- [Your goal]
Output, with no changes, the span of lines that opens with the line containing "Read out every word on this page." and closes with the last line.

Dataset records:
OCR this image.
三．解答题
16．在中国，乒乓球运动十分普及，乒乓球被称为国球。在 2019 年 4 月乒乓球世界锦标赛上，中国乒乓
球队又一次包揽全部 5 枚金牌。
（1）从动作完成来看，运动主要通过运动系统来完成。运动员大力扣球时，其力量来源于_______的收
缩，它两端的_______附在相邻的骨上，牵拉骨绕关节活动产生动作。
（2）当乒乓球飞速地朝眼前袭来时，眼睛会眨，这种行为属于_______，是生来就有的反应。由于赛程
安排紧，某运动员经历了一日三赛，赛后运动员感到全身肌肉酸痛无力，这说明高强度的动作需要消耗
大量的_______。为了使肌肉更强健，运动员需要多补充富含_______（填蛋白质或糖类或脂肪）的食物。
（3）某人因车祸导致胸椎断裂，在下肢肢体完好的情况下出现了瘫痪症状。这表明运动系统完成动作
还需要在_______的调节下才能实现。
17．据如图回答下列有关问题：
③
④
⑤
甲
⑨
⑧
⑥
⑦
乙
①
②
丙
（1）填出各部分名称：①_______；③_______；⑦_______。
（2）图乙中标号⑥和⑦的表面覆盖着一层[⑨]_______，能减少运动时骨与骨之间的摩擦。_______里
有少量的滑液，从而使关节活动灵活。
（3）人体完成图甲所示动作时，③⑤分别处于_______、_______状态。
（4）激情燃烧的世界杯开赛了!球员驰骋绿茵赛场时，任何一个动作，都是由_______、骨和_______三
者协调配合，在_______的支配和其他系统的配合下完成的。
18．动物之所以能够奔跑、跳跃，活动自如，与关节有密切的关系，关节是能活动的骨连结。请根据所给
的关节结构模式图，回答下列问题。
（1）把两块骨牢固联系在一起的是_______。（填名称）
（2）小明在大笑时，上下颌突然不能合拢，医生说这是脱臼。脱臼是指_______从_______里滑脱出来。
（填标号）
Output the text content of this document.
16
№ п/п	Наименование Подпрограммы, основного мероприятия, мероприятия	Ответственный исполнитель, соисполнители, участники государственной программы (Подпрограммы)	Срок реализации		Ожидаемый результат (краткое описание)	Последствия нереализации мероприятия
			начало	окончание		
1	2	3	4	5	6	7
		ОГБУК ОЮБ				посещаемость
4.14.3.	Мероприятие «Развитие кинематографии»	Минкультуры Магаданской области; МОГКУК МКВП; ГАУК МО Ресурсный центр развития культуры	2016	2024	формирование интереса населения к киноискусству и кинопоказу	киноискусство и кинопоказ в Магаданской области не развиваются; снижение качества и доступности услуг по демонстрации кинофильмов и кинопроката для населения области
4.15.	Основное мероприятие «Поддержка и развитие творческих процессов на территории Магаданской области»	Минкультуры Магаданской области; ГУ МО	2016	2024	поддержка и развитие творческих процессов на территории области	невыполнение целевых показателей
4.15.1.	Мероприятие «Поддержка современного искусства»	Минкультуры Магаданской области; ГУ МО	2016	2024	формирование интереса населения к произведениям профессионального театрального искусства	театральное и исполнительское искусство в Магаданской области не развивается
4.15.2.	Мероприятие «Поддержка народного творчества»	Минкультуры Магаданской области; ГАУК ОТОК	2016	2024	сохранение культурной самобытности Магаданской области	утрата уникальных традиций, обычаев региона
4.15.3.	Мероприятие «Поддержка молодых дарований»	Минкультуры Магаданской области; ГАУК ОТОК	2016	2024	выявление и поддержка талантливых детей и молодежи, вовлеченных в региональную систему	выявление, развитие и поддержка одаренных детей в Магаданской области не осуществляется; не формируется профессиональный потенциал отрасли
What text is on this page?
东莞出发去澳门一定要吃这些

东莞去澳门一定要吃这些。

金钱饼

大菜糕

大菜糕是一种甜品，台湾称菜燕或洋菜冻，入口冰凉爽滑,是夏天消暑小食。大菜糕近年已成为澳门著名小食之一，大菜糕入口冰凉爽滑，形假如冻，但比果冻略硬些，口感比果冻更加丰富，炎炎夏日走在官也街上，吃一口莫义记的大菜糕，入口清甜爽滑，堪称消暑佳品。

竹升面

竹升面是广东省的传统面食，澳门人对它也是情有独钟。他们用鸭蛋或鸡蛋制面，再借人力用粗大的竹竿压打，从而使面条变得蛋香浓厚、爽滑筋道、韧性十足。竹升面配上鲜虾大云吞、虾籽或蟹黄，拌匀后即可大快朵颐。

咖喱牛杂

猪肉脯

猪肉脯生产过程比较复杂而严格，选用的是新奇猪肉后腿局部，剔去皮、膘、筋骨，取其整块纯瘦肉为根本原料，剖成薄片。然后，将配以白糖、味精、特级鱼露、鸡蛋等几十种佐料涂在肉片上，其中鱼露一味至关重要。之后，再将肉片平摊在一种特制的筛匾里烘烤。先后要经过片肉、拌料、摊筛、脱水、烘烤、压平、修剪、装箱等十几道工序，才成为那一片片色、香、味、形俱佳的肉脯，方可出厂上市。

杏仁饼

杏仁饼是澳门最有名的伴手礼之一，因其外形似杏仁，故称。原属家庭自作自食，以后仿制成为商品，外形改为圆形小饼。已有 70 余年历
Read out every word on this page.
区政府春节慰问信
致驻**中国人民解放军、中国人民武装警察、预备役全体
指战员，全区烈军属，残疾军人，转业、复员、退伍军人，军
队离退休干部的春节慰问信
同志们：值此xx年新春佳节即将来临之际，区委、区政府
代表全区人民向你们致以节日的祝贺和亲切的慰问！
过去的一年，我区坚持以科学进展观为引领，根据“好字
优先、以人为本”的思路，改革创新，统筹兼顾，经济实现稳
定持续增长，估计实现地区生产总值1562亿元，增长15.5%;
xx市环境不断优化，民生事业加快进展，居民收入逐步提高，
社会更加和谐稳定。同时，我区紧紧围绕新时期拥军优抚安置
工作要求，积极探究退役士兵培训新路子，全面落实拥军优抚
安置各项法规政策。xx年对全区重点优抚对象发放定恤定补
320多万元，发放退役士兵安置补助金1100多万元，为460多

- [The answer]
Read out every word on this page.
区政府春节慰问信
致驻**中国人民解放军、中国人民武装警察、预备役全体
指战员，全区烈军属，残疾军人，转业、复员、退伍军人，军
队离退休干部的春节慰问信
同志们：值此xx年新春佳节即将来临之际，区委、区政府
代表全区人民向你们致以节日的祝贺和亲切的慰问！
过去的一年，我区坚持以科学进展观为引领，根据“好字
优先、以人为本”的思路，改革创新，统筹兼顾，经济实现稳
定持续增长，估计实现地区生产总值1562亿元，增长15.5%;
xx市环境不断优化，民生事业加快进展，居民收入逐步提高，
社会更加和谐稳定。同时，我区紧紧围绕新时期拥军优抚安置
工作要求，积极探究退役士兵培训新路子，全面落实拥军优抚
安置各项法规政策。xx年对全区重点优抚对象发放定恤定补
320多万元，发放退役士兵安置补助金1100多万元，为460多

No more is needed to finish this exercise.